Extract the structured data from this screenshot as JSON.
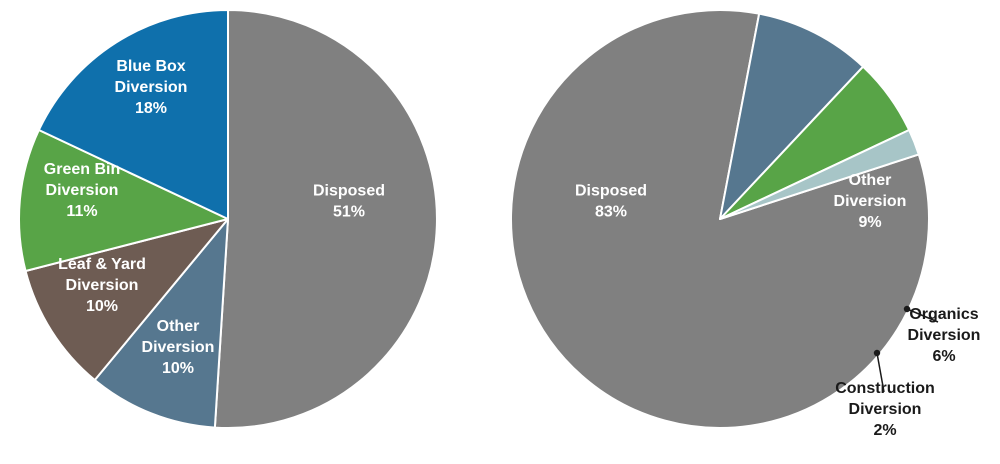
{
  "chart_data": [
    {
      "type": "pie",
      "title": "",
      "slices": [
        {
          "name": "Disposed",
          "value": 51,
          "label_lines": [
            "Disposed",
            "51%"
          ],
          "color": "#808080"
        },
        {
          "name": "Other Diversion",
          "value": 10,
          "label_lines": [
            "Other",
            "Diversion",
            "10%"
          ],
          "color": "#56778f"
        },
        {
          "name": "Leaf & Yard Diversion",
          "value": 10,
          "label_lines": [
            "Leaf & Yard",
            "Diversion",
            "10%"
          ],
          "color": "#6e5c53"
        },
        {
          "name": "Green Bin Diversion",
          "value": 11,
          "label_lines": [
            "Green Bin",
            "Diversion",
            "11%"
          ],
          "color": "#58a447"
        },
        {
          "name": "Blue Box Diversion",
          "value": 18,
          "label_lines": [
            "Blue Box",
            "Diversion",
            "18%"
          ],
          "color": "#0f70ac"
        }
      ]
    },
    {
      "type": "pie",
      "title": "",
      "slices": [
        {
          "name": "Disposed",
          "value": 83,
          "label_lines": [
            "Disposed",
            "83%"
          ],
          "color": "#808080"
        },
        {
          "name": "Other Diversion",
          "value": 9,
          "label_lines": [
            "Other",
            "Diversion",
            "9%"
          ],
          "color": "#56778f"
        },
        {
          "name": "Organics Diversion",
          "value": 6,
          "label_lines": [
            "Organics",
            "Diversion",
            "6%"
          ],
          "color": "#58a447"
        },
        {
          "name": "Construction Diversion",
          "value": 2,
          "label_lines": [
            "Construction",
            "Diversion",
            "2%"
          ],
          "color": "#a7c5c7"
        }
      ]
    }
  ]
}
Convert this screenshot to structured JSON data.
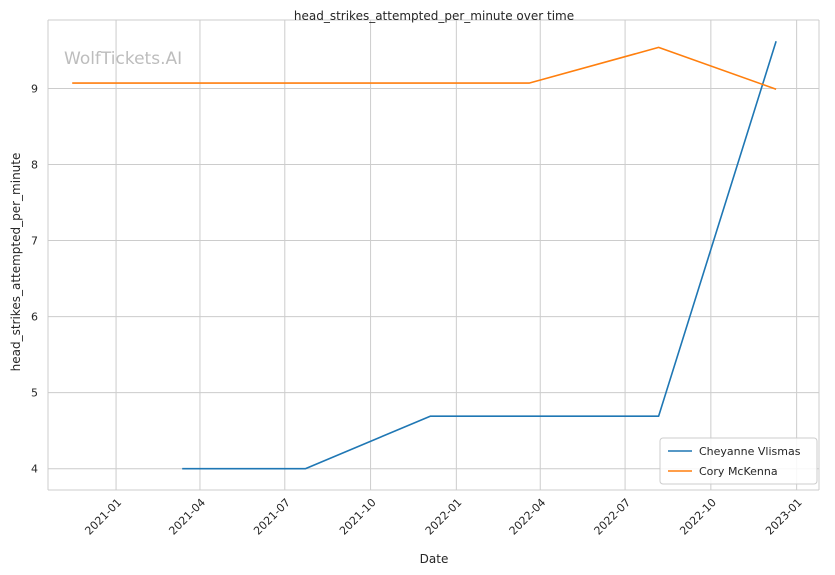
{
  "watermark": "WolfTickets.AI",
  "chart_data": {
    "type": "line",
    "title": "head_strikes_attempted_per_minute over time",
    "xlabel": "Date",
    "ylabel": "head_strikes_attempted_per_minute",
    "x_axis_type": "date",
    "xlim": [
      "2020-10-20",
      "2023-01-25"
    ],
    "ylim": [
      3.72,
      9.9
    ],
    "x_ticks": [
      "2021-01-01",
      "2021-04-01",
      "2021-07-01",
      "2021-10-01",
      "2022-01-01",
      "2022-04-01",
      "2022-07-01",
      "2022-10-01",
      "2023-01-01"
    ],
    "x_tick_labels": [
      "2021-01",
      "2021-04",
      "2021-07",
      "2021-10",
      "2022-01",
      "2022-04",
      "2022-07",
      "2022-10",
      "2023-01"
    ],
    "y_ticks": [
      4,
      5,
      6,
      7,
      8,
      9
    ],
    "y_tick_labels": [
      "4",
      "5",
      "6",
      "7",
      "8",
      "9"
    ],
    "grid": true,
    "legend_position": "bottom-right",
    "series": [
      {
        "name": "Cheyanne Vlismas",
        "color": "#1f77b4",
        "x": [
          "2021-03-13",
          "2021-07-23",
          "2021-12-04",
          "2022-08-06",
          "2022-12-10"
        ],
        "y": [
          4.0,
          4.0,
          4.69,
          4.69,
          9.62
        ]
      },
      {
        "name": "Cory McKenna",
        "color": "#ff7f0e",
        "x": [
          "2020-11-15",
          "2022-03-20",
          "2022-08-06",
          "2022-12-10"
        ],
        "y": [
          9.07,
          9.07,
          9.54,
          8.99
        ]
      }
    ]
  }
}
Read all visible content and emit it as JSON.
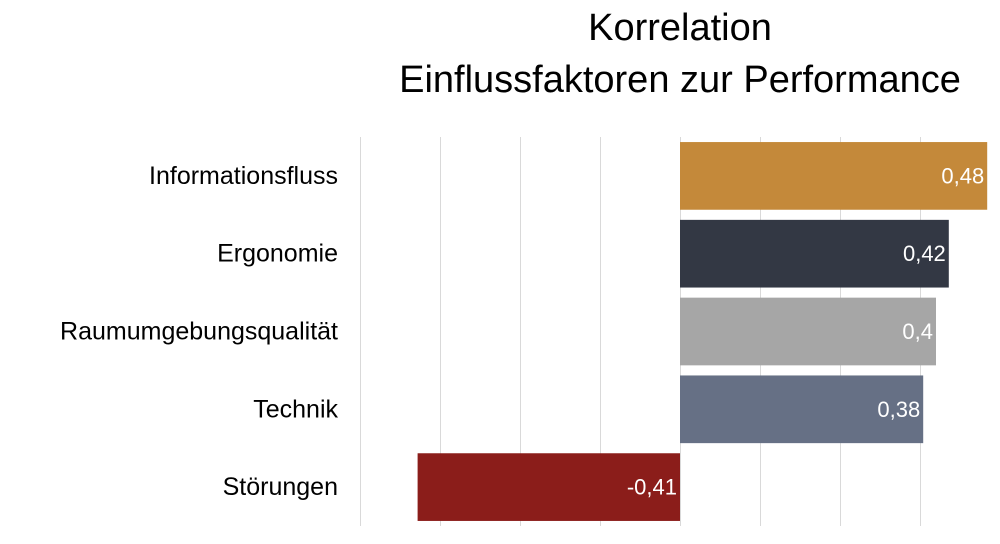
{
  "chart_data": {
    "type": "bar",
    "orientation": "horizontal",
    "title_lines": [
      "Korrelation",
      "Einflussfaktoren zur Performance"
    ],
    "categories": [
      "Informationsfluss",
      "Ergonomie",
      "Raumumgebungsqualität",
      "Technik",
      "Störungen"
    ],
    "values": [
      0.48,
      0.42,
      0.4,
      0.38,
      -0.41
    ],
    "data_labels": [
      "0,48",
      "0,42",
      "0,4",
      "0,38",
      "-0,41"
    ],
    "colors": [
      "#c4893a",
      "#333844",
      "#a6a6a6",
      "#667085",
      "#8b1d1a"
    ],
    "xlim": [
      -0.5,
      0.5
    ],
    "grid": true,
    "legend": false
  }
}
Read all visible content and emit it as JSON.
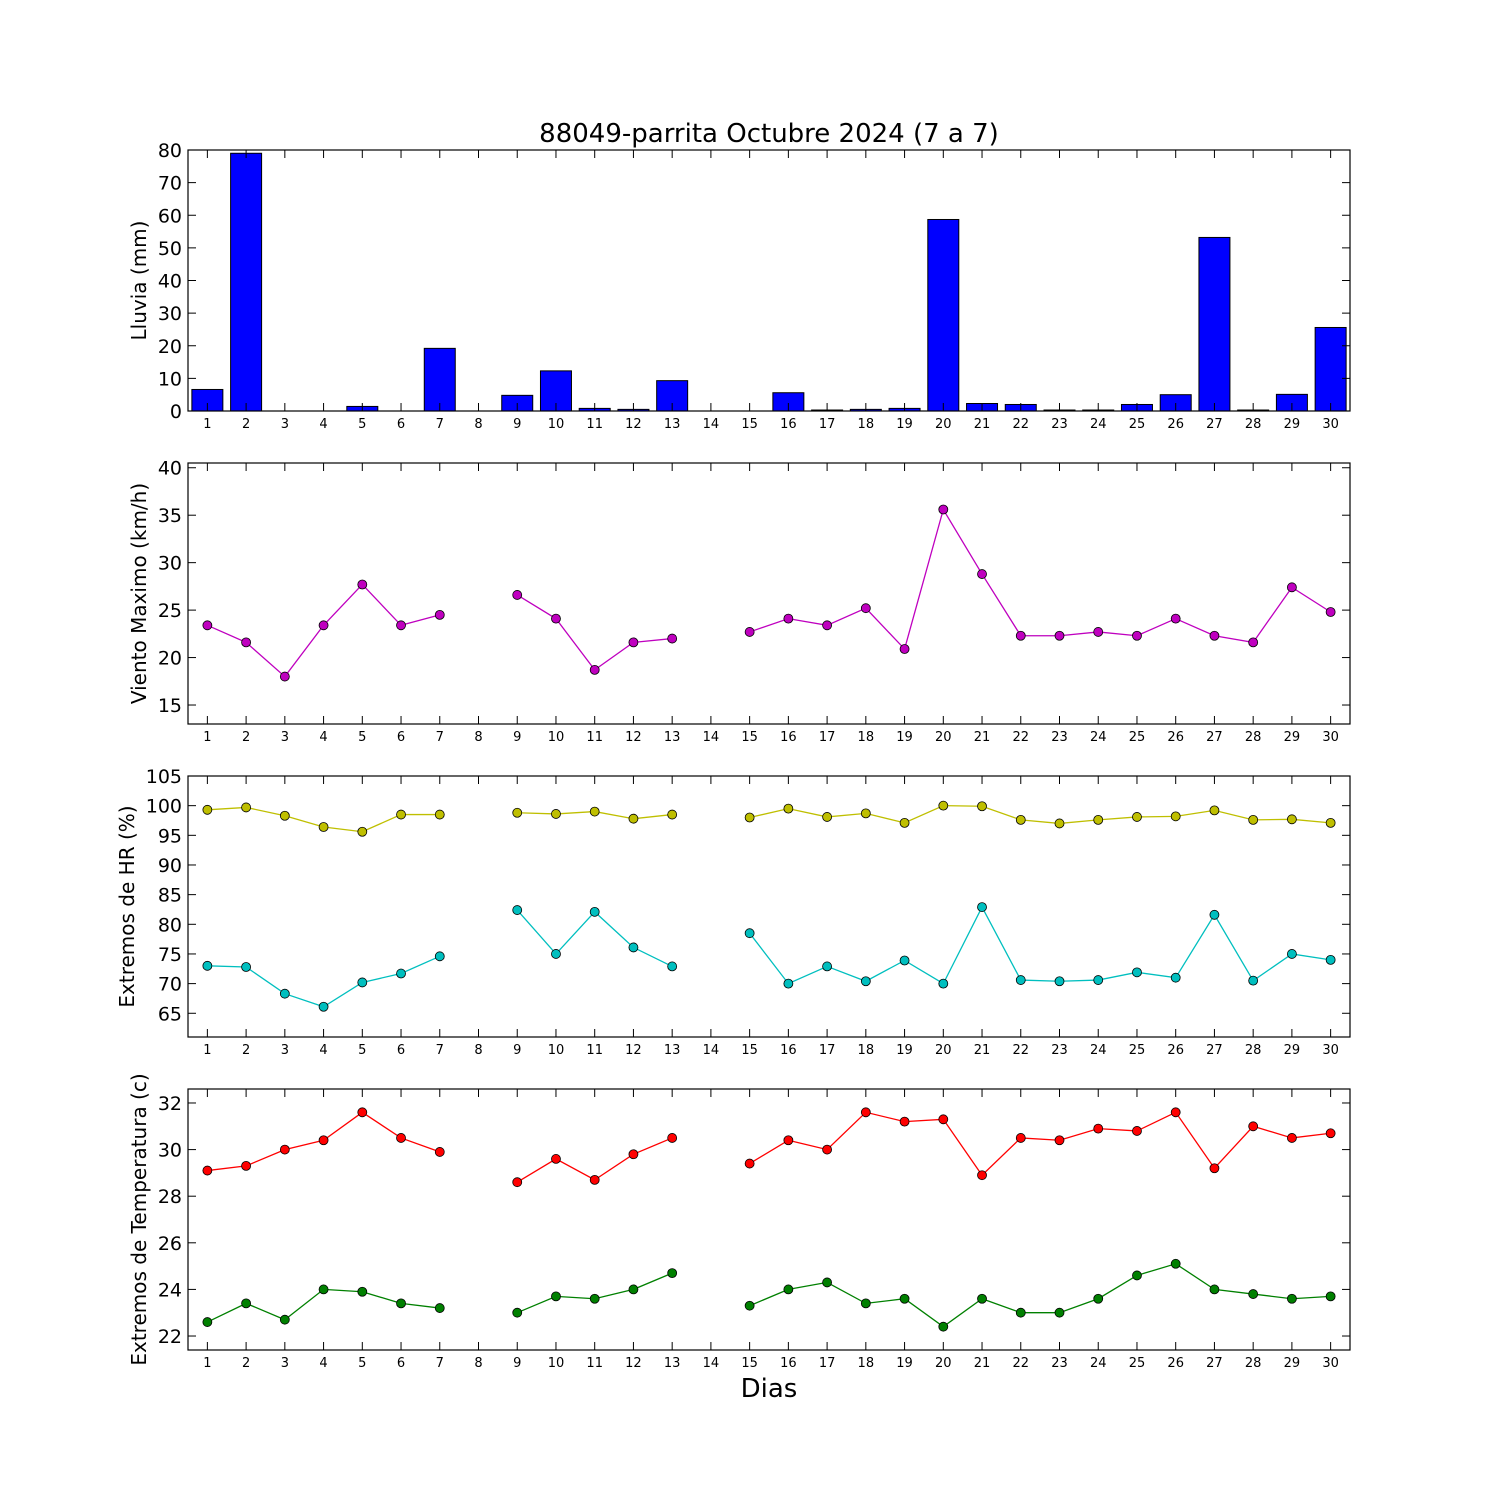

**Requirement**
Without the pictures, return the entries exactly as they appear.

**Solution below**
Extract the structured data from this screenshot as JSON.
{
  "chart_data": [
    {
      "type": "pie",
      "title": "",
      "slices": [
        {
          "name": "Disposed",
          "value": 51,
          "label_lines": [
            "Disposed",
            "51%"
          ],
          "color": "#808080"
        },
        {
          "name": "Other Diversion",
          "value": 10,
          "label_lines": [
            "Other",
            "Diversion",
            "10%"
          ],
          "color": "#56778f"
        },
        {
          "name": "Leaf & Yard Diversion",
          "value": 10,
          "label_lines": [
            "Leaf & Yard",
            "Diversion",
            "10%"
          ],
          "color": "#6e5c53"
        },
        {
          "name": "Green Bin Diversion",
          "value": 11,
          "label_lines": [
            "Green Bin",
            "Diversion",
            "11%"
          ],
          "color": "#58a447"
        },
        {
          "name": "Blue Box Diversion",
          "value": 18,
          "label_lines": [
            "Blue Box",
            "Diversion",
            "18%"
          ],
          "color": "#0f70ac"
        }
      ]
    },
    {
      "type": "pie",
      "title": "",
      "slices": [
        {
          "name": "Disposed",
          "value": 83,
          "label_lines": [
            "Disposed",
            "83%"
          ],
          "color": "#808080"
        },
        {
          "name": "Other Diversion",
          "value": 9,
          "label_lines": [
            "Other",
            "Diversion",
            "9%"
          ],
          "color": "#56778f"
        },
        {
          "name": "Organics Diversion",
          "value": 6,
          "label_lines": [
            "Organics",
            "Diversion",
            "6%"
          ],
          "color": "#58a447"
        },
        {
          "name": "Construction Diversion",
          "value": 2,
          "label_lines": [
            "Construction",
            "Diversion",
            "2%"
          ],
          "color": "#a7c5c7"
        }
      ]
    }
  ]
}
Convert this screenshot to structured JSON data.
{
  "watermark": "WolfTickets.AI",
  "chart_data": {
    "type": "line",
    "title": "head_strikes_attempted_per_minute over time",
    "xlabel": "Date",
    "ylabel": "head_strikes_attempted_per_minute",
    "x_axis_type": "date",
    "xlim": [
      "2020-10-20",
      "2023-01-25"
    ],
    "ylim": [
      3.72,
      9.9
    ],
    "x_ticks": [
      "2021-01-01",
      "2021-04-01",
      "2021-07-01",
      "2021-10-01",
      "2022-01-01",
      "2022-04-01",
      "2022-07-01",
      "2022-10-01",
      "2023-01-01"
    ],
    "x_tick_labels": [
      "2021-01",
      "2021-04",
      "2021-07",
      "2021-10",
      "2022-01",
      "2022-04",
      "2022-07",
      "2022-10",
      "2023-01"
    ],
    "y_ticks": [
      4,
      5,
      6,
      7,
      8,
      9
    ],
    "y_tick_labels": [
      "4",
      "5",
      "6",
      "7",
      "8",
      "9"
    ],
    "grid": true,
    "legend_position": "bottom-right",
    "series": [
      {
        "name": "Cheyanne Vlismas",
        "color": "#1f77b4",
        "x": [
          "2021-03-13",
          "2021-07-23",
          "2021-12-04",
          "2022-08-06",
          "2022-12-10"
        ],
        "y": [
          4.0,
          4.0,
          4.69,
          4.69,
          9.62
        ]
      },
      {
        "name": "Cory McKenna",
        "color": "#ff7f0e",
        "x": [
          "2020-11-15",
          "2022-03-20",
          "2022-08-06",
          "2022-12-10"
        ],
        "y": [
          9.07,
          9.07,
          9.54,
          8.99
        ]
      }
    ]
  }
}
Read all visible content and emit it as JSON.
{
  "chart_data": {
    "type": "bar",
    "orientation": "horizontal",
    "title_lines": [
      "Korrelation",
      "Einflussfaktoren zur Performance"
    ],
    "categories": [
      "Informationsfluss",
      "Ergonomie",
      "Raumumgebungsqualität",
      "Technik",
      "Störungen"
    ],
    "values": [
      0.48,
      0.42,
      0.4,
      0.38,
      -0.41
    ],
    "data_labels": [
      "0,48",
      "0,42",
      "0,4",
      "0,38",
      "-0,41"
    ],
    "colors": [
      "#c4893a",
      "#333844",
      "#a6a6a6",
      "#667085",
      "#8b1d1a"
    ],
    "xlim": [
      -0.5,
      0.5
    ],
    "grid": true,
    "legend": false
  }
}
Read all visible content and emit it as JSON.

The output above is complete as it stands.